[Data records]
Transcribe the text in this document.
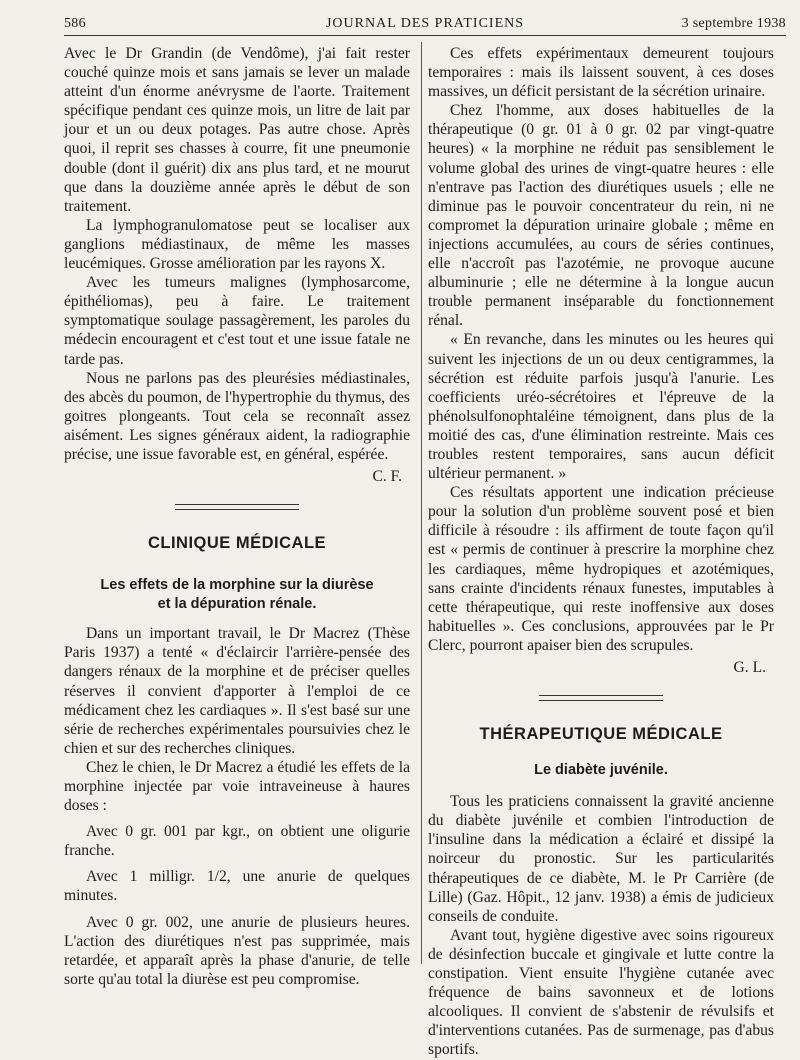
586	JOURNAL DES PRATICIENS	3 septembre 1938

Avec le Dr Grandin (de Vendôme), j'ai fait rester couché quinze mois et sans jamais se lever un malade atteint d'un énorme anévrysme de l'aorte. Traitement spécifique pendant ces quinze mois, un litre de lait par jour et un ou deux potages. Pas autre chose. Après quoi, il reprit ses chasses à courre, fit une pneumonie double (dont il guérit) dix ans plus tard, et ne mourut que dans la douzième année après le début de son traitement.

La lymphogranulomatose peut se localiser aux ganglions médiastinaux, de même les masses leucémiques. Grosse amélioration par les rayons X.

Avec les tumeurs malignes (lymphosarcome, épithéliomas), peu à faire. Le traitement symptomatique soulage passagèrement, les paroles du médecin encouragent et c'est tout et une issue fatale ne tarde pas.

Nous ne parlons pas des pleurésies médiastinales, des abcès du poumon, de l'hypertrophie du thymus, des goitres plongeants. Tout cela se reconnaît assez aisément. Les signes généraux aident, la radiographie précise, une issue favorable est, en général, espérée.

C. F.
CLINIQUE MÉDICALE
Les effets de la morphine sur la diurèse
et la dépuration rénale.

Dans un important travail, le Dr Macrez (Thèse Paris 1937) a tenté « d'éclaircir l'arrière-pensée des dangers rénaux de la morphine et de préciser quelles réserves il convient d'apporter à l'emploi de ce médicament chez les cardiaques ». Il s'est basé sur une série de recherches expérimentales poursuivies chez le chien et sur des recherches cliniques.

Chez le chien, le Dr Macrez a étudié les effets de la morphine injectée par voie intraveineuse à haures doses :

Avec 0 gr. 001 par kgr., on obtient une oligurie franche.

Avec 1 milligr. 1/2, une anurie de quelques minutes.

Avec 0 gr. 002, une anurie de plusieurs heures. L'action des diurétiques n'est pas supprimée, mais retardée, et apparaît après la phase d'anurie, de telle sorte qu'au total la diurèse est peu compromise.

Ces effets expérimentaux demeurent toujours temporaires : mais ils laissent souvent, à ces doses massives, un déficit persistant de la sécrétion urinaire.

Chez l'homme, aux doses habituelles de la thérapeutique (0 gr. 01 à 0 gr. 02 par vingt-quatre heures) « la morphine ne réduit pas sensiblement le volume global des urines de vingt-quatre heures : elle n'entrave pas l'action des diurétiques usuels ; elle ne diminue pas le pouvoir concentrateur du rein, ni ne compromet la dépuration urinaire globale ; même en injections accumulées, au cours de séries continues, elle n'accroît pas l'azotémie, ne provoque aucune albuminurie ; elle ne détermine à la longue aucun trouble permanent inséparable du fonctionnement rénal.

« En revanche, dans les minutes ou les heures qui suivent les injections de un ou deux centigrammes, la sécrétion est réduite parfois jusqu'à l'anurie. Les coefficients uréo-sécrétoires et l'épreuve de la phénolsulfonophtaléine témoignent, dans plus de la moitié des cas, d'une élimination restreinte. Mais ces troubles restent temporaires, sans aucun déficit ultérieur permanent. »

Ces résultats apportent une indication précieuse pour la solution d'un problème souvent posé et bien difficile à résoudre : ils affirment de toute façon qu'il est « permis de continuer à prescrire la morphine chez les cardiaques, même hydropiques et azotémiques, sans crainte d'incidents rénaux funestes, imputables à cette thérapeutique, qui reste inoffensive aux doses habituelles ». Ces conclusions, approuvées par le Pr Clerc, pourront apaiser bien des scrupules.

G. L.
THÉRAPEUTIQUE MÉDICALE
Le diabète juvénile.

Tous les praticiens connaissent la gravité ancienne du diabète juvénile et combien l'introduction de l'insuline dans la médication a éclairé et dissipé la noirceur du pronostic. Sur les particularités thérapeutiques de ce diabète, M. le Pr Carrière (de Lille) (Gaz. Hôpit., 12 janv. 1938) a émis de judicieux conseils de conduite.

Avant tout, hygiène digestive avec soins rigoureux de désinfection buccale et gingivale et lutte contre la constipation. Vient ensuite l'hygiène cutanée avec fréquence de bains savonneux et de lotions alcooliques. Il convient de s'abstenir de révulsifs et d'interventions cutanées. Pas de surmenage, pas d'abus sportifs.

REQUIRED WORK: All lines above with "juvénile" in them should be returned.

TASK ANSWER:
Le diabète juvénile.
Tous les praticiens connaissent la gravité ancienne du diabète juvénile et combien l'introduction de l'insuline dans la médication a éclairé et dissipé la noirceur du pronostic. Sur les particularités thérapeutiques de ce diabète, M. le Pr Carrière (de Lille) (Gaz. Hôpit., 12 janv. 1938) a émis de judicieux conseils de conduite.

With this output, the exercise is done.